--- Begin RECORDS TO PROCESS ---

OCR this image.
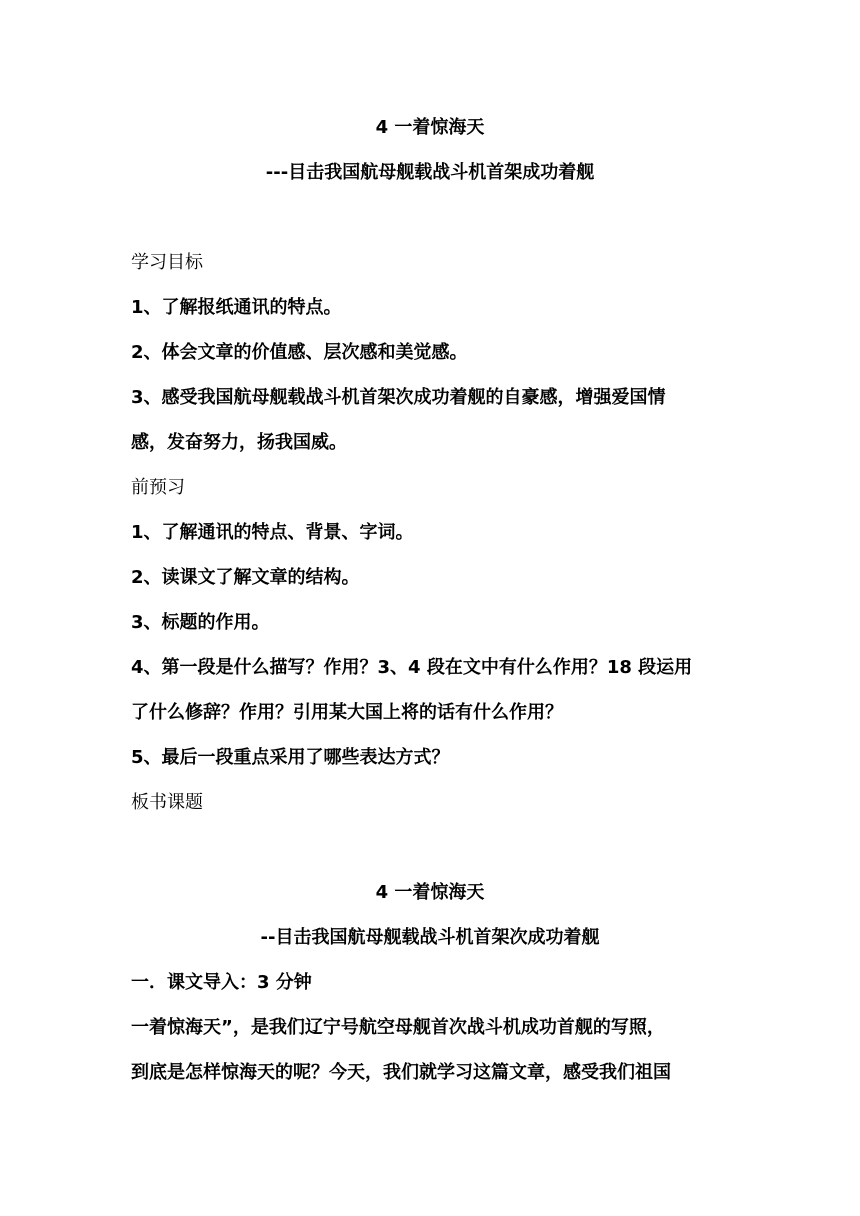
4 一着惊海天
---目击我国航母舰载战斗机首架成功着舰
学习目标
1、了解报纸通讯的特点。
2、体会文章的价值感、层次感和美觉感。
3、感受我国航母舰载战斗机首架次成功着舰的自豪感，增强爱国情
感，发奋努力，扬我国威。
前预习
1、了解通讯的特点、背景、字词。
2、读课文了解文章的结构。
3、标题的作用。
4、第一段是什么描写？作用？3、4 段在文中有什么作用？18 段运用
了什么修辞？作用？引用某大国上将的话有什么作用？
5、最后一段重点采用了哪些表达方式？
板书课题
4 一着惊海天
--目击我国航母舰载战斗机首架次成功着舰
一．课文导入：3 分钟
一着惊海天”，是我们辽宁号航空母舰首次战斗机成功首舰的写照，
到底是怎样惊海天的呢？今天，我们就学习这篇文章，感受我们祖国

--- End RECORDS TO PROCESS ---

• **PROBLEM REQUIREMENTS**:
Omit every picture while copying the listing above exactly.

• **EXPECTED OUTPUT**:
OCR this image.
4 一着惊海天
---目击我国航母舰载战斗机首架成功着舰
学习目标
1、了解报纸通讯的特点。
2、体会文章的价值感、层次感和美觉感。
3、感受我国航母舰载战斗机首架次成功着舰的自豪感，增强爱国情
感，发奋努力，扬我国威。
前预习
1、了解通讯的特点、背景、字词。
2、读课文了解文章的结构。
3、标题的作用。
4、第一段是什么描写？作用？3、4 段在文中有什么作用？18 段运用
了什么修辞？作用？引用某大国上将的话有什么作用？
5、最后一段重点采用了哪些表达方式？
板书课题
4 一着惊海天
--目击我国航母舰载战斗机首架次成功着舰
一．课文导入：3 分钟
一着惊海天”，是我们辽宁号航空母舰首次战斗机成功首舰的写照，
到底是怎样惊海天的呢？今天，我们就学习这篇文章，感受我们祖国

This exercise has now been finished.